Scan the records below. List lines holding "them".

- _Input data_
--- begin ---
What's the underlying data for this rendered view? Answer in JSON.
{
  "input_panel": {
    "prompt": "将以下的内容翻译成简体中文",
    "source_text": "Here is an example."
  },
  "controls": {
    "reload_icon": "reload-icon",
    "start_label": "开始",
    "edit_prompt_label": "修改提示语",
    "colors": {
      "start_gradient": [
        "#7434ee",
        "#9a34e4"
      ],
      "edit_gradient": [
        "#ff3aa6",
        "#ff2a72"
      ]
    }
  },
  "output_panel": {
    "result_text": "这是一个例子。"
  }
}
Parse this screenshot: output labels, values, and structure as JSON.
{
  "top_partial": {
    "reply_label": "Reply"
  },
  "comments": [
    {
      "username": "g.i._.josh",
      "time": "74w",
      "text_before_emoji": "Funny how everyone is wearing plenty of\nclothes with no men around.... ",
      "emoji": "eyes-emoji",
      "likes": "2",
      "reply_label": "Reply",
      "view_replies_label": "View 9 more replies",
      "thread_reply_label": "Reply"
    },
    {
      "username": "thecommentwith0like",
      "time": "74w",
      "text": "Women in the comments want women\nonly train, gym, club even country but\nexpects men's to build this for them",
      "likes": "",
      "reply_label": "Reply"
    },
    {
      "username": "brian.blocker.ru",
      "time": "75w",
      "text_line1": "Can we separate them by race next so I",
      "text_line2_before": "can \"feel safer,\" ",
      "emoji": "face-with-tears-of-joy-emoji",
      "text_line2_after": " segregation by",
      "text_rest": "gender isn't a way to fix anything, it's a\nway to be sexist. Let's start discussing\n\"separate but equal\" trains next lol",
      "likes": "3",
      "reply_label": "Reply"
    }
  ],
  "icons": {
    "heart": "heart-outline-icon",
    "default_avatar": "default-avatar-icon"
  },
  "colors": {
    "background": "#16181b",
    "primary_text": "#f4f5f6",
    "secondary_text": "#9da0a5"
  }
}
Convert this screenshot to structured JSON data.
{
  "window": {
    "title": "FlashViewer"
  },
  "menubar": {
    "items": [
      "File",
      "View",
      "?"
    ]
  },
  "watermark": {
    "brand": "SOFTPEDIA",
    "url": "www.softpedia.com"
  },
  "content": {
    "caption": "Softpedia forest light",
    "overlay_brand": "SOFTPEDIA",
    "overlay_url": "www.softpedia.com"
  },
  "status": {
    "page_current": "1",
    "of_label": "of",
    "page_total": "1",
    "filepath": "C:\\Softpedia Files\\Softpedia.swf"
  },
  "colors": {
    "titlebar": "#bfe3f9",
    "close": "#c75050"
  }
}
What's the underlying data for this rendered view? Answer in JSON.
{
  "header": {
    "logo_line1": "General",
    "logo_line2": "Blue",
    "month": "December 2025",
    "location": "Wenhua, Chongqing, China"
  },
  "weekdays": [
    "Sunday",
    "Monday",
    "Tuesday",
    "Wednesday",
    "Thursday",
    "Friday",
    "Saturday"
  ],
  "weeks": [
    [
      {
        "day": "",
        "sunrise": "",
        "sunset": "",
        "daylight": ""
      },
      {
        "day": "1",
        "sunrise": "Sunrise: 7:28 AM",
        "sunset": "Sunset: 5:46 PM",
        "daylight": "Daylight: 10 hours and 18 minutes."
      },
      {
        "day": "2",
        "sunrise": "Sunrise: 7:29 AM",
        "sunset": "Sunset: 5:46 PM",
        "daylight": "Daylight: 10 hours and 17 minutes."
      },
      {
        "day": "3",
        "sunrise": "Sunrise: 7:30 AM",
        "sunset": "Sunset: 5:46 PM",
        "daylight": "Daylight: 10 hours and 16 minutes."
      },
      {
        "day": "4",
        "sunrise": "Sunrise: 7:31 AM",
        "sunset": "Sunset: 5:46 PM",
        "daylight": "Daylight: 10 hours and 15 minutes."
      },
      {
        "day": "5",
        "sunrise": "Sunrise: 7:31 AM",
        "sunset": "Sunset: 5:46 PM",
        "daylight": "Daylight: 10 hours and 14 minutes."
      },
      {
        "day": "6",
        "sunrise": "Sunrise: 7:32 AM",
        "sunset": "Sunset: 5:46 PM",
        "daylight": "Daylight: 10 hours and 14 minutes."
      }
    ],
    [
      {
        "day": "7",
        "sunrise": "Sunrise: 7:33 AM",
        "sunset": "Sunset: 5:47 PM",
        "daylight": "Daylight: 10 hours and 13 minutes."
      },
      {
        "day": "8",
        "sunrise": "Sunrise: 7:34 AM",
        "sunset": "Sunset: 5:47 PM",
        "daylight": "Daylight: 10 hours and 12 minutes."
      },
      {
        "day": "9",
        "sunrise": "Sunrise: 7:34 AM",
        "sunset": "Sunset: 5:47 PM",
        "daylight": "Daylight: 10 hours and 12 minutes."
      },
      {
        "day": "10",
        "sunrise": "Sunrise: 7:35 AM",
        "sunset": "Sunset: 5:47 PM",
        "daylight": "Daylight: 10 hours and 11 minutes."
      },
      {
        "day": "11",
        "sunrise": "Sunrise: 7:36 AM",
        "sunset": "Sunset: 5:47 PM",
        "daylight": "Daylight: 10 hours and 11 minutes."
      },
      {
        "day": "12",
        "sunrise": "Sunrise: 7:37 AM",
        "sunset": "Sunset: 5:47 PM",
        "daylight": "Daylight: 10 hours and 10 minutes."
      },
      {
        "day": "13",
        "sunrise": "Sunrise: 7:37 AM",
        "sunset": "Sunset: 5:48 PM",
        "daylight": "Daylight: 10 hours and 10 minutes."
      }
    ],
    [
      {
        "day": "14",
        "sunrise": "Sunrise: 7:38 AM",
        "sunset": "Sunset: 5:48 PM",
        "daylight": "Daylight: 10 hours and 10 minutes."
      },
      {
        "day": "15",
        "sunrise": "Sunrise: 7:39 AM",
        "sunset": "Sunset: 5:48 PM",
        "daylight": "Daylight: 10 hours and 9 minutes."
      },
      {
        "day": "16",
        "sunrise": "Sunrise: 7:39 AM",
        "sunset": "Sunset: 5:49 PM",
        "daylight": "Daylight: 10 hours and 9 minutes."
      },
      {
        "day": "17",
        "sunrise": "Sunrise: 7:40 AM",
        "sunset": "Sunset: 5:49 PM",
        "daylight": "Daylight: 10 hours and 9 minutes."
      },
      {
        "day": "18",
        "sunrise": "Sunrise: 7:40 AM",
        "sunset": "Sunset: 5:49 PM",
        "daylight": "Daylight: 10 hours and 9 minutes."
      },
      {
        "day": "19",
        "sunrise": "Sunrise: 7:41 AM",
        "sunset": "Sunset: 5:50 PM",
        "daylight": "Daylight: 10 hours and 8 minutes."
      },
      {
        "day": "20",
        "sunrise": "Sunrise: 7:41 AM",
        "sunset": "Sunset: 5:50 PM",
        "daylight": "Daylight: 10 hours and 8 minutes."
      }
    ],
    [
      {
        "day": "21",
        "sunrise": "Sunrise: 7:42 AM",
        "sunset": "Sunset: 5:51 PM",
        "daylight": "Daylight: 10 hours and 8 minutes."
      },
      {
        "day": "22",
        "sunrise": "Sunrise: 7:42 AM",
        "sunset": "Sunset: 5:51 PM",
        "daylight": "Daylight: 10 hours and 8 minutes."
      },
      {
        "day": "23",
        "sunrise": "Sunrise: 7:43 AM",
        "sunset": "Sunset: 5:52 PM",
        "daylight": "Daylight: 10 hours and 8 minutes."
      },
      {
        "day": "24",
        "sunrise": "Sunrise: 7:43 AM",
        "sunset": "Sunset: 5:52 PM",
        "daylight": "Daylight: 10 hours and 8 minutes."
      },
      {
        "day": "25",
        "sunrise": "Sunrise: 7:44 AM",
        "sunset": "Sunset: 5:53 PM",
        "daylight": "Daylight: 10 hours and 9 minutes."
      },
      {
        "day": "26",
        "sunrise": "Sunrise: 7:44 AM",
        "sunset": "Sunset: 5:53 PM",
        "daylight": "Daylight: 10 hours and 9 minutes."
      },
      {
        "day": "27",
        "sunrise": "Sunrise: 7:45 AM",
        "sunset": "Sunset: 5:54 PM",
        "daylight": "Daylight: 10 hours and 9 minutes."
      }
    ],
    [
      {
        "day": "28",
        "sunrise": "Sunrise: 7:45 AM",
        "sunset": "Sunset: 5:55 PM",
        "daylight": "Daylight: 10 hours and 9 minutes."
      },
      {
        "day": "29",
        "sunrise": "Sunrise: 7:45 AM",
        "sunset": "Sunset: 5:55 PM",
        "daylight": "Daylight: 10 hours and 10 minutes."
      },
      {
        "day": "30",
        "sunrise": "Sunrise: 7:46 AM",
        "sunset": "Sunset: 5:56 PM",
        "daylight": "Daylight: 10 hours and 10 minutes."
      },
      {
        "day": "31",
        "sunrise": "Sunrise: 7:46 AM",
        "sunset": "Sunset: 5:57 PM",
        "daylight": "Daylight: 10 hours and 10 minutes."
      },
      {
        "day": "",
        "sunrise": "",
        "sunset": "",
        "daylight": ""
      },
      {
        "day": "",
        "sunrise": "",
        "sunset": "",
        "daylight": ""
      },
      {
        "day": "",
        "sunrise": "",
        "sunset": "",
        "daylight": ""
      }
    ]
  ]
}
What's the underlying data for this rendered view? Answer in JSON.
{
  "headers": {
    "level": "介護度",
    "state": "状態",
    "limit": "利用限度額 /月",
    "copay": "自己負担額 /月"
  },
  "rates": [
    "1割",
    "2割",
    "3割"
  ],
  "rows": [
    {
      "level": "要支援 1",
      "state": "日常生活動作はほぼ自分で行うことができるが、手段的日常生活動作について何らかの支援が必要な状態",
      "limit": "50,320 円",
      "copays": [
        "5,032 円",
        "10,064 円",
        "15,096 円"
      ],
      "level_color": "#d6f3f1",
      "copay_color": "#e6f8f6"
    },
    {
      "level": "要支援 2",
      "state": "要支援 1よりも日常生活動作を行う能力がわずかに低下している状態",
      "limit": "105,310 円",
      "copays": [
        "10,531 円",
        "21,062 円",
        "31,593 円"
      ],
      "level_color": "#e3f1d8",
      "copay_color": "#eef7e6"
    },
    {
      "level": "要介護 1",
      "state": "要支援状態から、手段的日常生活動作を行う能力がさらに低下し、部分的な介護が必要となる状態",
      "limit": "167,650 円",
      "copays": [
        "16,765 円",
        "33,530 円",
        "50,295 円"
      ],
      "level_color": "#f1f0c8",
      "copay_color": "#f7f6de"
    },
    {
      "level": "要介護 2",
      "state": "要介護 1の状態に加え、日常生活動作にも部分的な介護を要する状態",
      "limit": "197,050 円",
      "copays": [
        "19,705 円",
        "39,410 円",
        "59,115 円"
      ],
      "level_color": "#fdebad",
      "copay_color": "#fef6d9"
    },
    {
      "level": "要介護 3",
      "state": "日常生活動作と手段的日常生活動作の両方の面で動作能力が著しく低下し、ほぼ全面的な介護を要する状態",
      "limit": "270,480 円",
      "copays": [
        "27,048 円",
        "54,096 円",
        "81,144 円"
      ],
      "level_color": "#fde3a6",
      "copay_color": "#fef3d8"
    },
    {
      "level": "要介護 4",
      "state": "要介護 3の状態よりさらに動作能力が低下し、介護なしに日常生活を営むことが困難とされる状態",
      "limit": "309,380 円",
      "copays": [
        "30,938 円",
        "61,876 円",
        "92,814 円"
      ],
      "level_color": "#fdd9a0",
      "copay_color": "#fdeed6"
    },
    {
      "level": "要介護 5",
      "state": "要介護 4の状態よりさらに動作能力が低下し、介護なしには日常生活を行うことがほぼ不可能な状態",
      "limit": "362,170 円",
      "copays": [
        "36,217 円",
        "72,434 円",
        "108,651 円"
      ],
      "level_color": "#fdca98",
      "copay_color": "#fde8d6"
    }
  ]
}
--- end ---
- _Solved exercise_
      "text": "Women in the comments want women\nonly train, gym, club even country but\nexpects men's to build this for them",
      "text_line1": "Can we separate them by race next so I",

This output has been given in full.